Job - Among the lines below, count those containing the word "this". Give the number only.

(Entries from a dataset)
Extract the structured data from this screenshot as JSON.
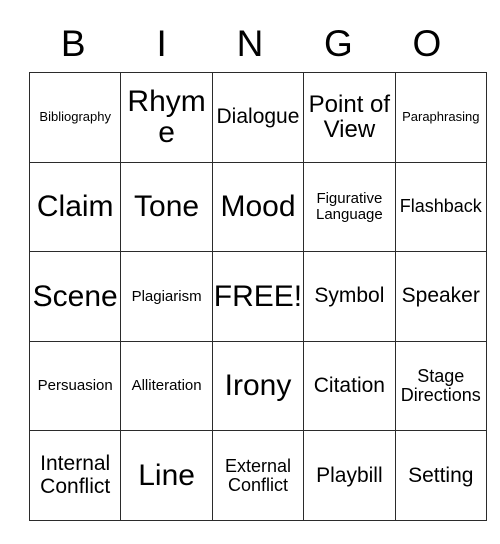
{
  "card": {
    "title": "BINGO",
    "header_letters": [
      "B",
      "I",
      "N",
      "G",
      "O"
    ],
    "columns": 5,
    "rows": 5,
    "free_space_label": "FREE!",
    "free_space_position": {
      "row": 3,
      "column": 3
    },
    "border_color": "#2b2b2b",
    "background_color": "#ffffff",
    "text_color": "#000000",
    "grid": [
      [
        {
          "label": "Bibliography",
          "size": "xs"
        },
        {
          "label": "Rhyme",
          "size": "xxl"
        },
        {
          "label": "Dialogue",
          "size": "l"
        },
        {
          "label": "Point of View",
          "size": "xl"
        },
        {
          "label": "Paraphrasing",
          "size": "xs"
        }
      ],
      [
        {
          "label": "Claim",
          "size": "xxl"
        },
        {
          "label": "Tone",
          "size": "xxl"
        },
        {
          "label": "Mood",
          "size": "xxl"
        },
        {
          "label": "Figurative Language",
          "size": "s"
        },
        {
          "label": "Flashback",
          "size": "m"
        }
      ],
      [
        {
          "label": "Scene",
          "size": "xxl"
        },
        {
          "label": "Plagiarism",
          "size": "s"
        },
        {
          "label": "FREE!",
          "size": "xxl"
        },
        {
          "label": "Symbol",
          "size": "l"
        },
        {
          "label": "Speaker",
          "size": "l"
        }
      ],
      [
        {
          "label": "Persuasion",
          "size": "s"
        },
        {
          "label": "Alliteration",
          "size": "s"
        },
        {
          "label": "Irony",
          "size": "xxl"
        },
        {
          "label": "Citation",
          "size": "l"
        },
        {
          "label": "Stage Directions",
          "size": "m"
        }
      ],
      [
        {
          "label": "Internal Conflict",
          "size": "l"
        },
        {
          "label": "Line",
          "size": "xxl"
        },
        {
          "label": "External Conflict",
          "size": "m"
        },
        {
          "label": "Playbill",
          "size": "l"
        },
        {
          "label": "Setting",
          "size": "l"
        }
      ]
    ]
  }
}
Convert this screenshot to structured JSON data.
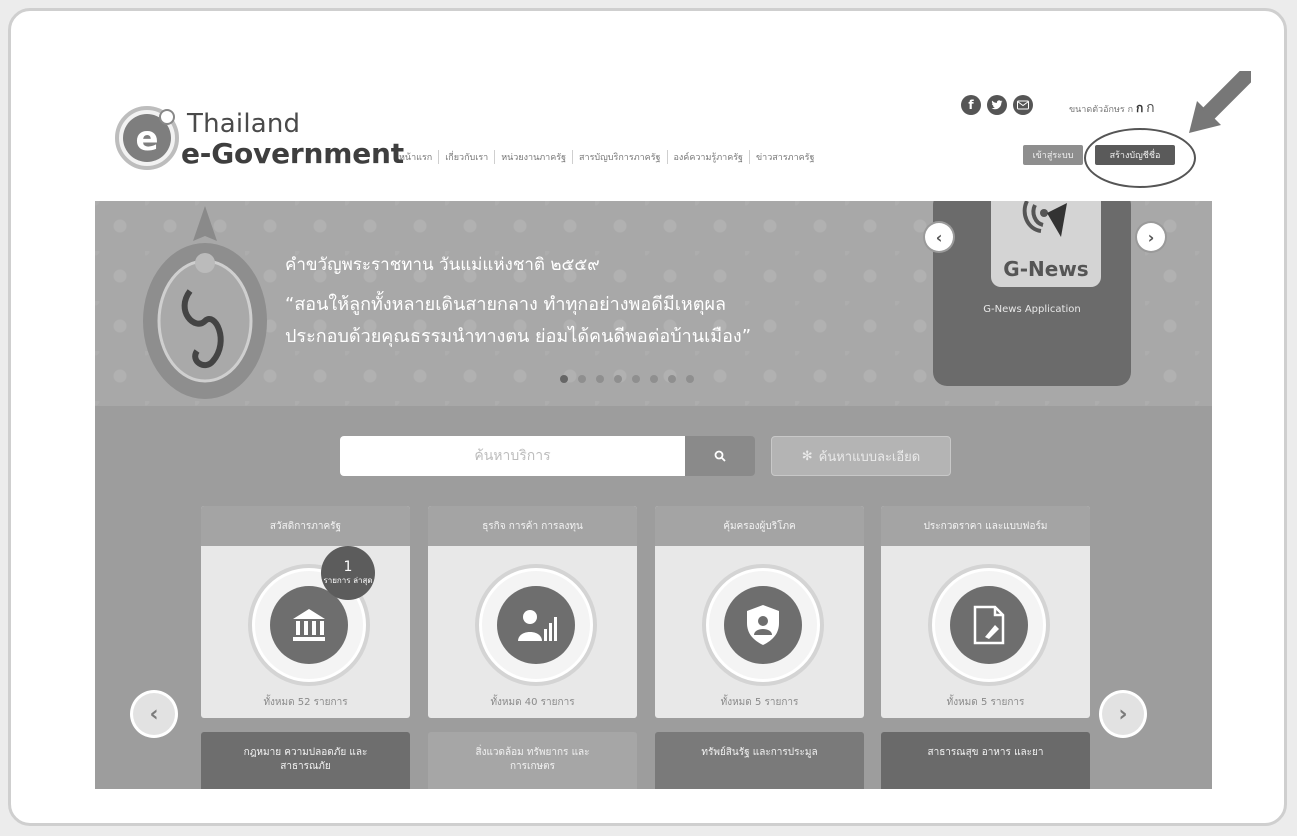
{
  "header": {
    "logo_line1": "Thailand",
    "logo_line2": "e-Government",
    "nav": [
      "หน้าแรก",
      "เกี่ยวกับเรา",
      "หน่วยงานภาครัฐ",
      "สารบัญบริการภาครัฐ",
      "องค์ความรู้ภาครัฐ",
      "ข่าวสารภาครัฐ"
    ],
    "login_label": "เข้าสู่ระบบ",
    "register_label": "สร้างบัญชีชื่อ",
    "font_size_label": "ขนาดตัวอักษร",
    "font_size_options": [
      "ก",
      "ก",
      "ก"
    ],
    "social_icons": [
      "facebook-icon",
      "twitter-icon",
      "email-icon"
    ]
  },
  "banner": {
    "line1": "คำขวัญพระราชทาน วันแม่แห่งชาติ ๒๕๕๙",
    "line2": "“สอนให้ลูกทั้งหลายเดินสายกลาง ทำทุกอย่างพอดีมีเหตุผล",
    "line3": "ประกอบด้วยคุณธรรมนำทางตน ย่อมได้คนดีพอต่อบ้านเมือง”",
    "gnews_title": "G-News",
    "gnews_subtitle": "G-News Application"
  },
  "search": {
    "placeholder": "ค้นหาบริการ",
    "advanced_label": "ค้นหาแบบละเอียด"
  },
  "cards": [
    {
      "title": "สวัสดิการภาครัฐ",
      "count": "ทั้งหมด 52 รายการ",
      "icon": "government-building-icon",
      "badge_n": "1",
      "badge_text": "รายการ ล่าสุด"
    },
    {
      "title": "ธุรกิจ การค้า การลงทุน",
      "count": "ทั้งหมด 40 รายการ",
      "icon": "business-growth-icon"
    },
    {
      "title": "คุ้มครองผู้บริโภค",
      "count": "ทั้งหมด 5 รายการ",
      "icon": "consumer-shield-icon"
    },
    {
      "title": "ประกวดราคา และแบบฟอร์ม",
      "count": "ทั้งหมด 5 รายการ",
      "icon": "document-form-icon"
    }
  ],
  "cards_row2": [
    {
      "title": "กฎหมาย ความปลอดภัย และ สาธารณภัย"
    },
    {
      "title": "สิ่งแวดล้อม ทรัพยากร และ การเกษตร"
    },
    {
      "title": "ทรัพย์สินรัฐ และการประมูล"
    },
    {
      "title": "สาธารณสุข อาหาร และยา"
    }
  ],
  "colors": {
    "banner_bg": "#a8a8a8",
    "content_bg": "#9d9d9d",
    "card_bg": "#e8e8e8"
  }
}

Exercise answer - 2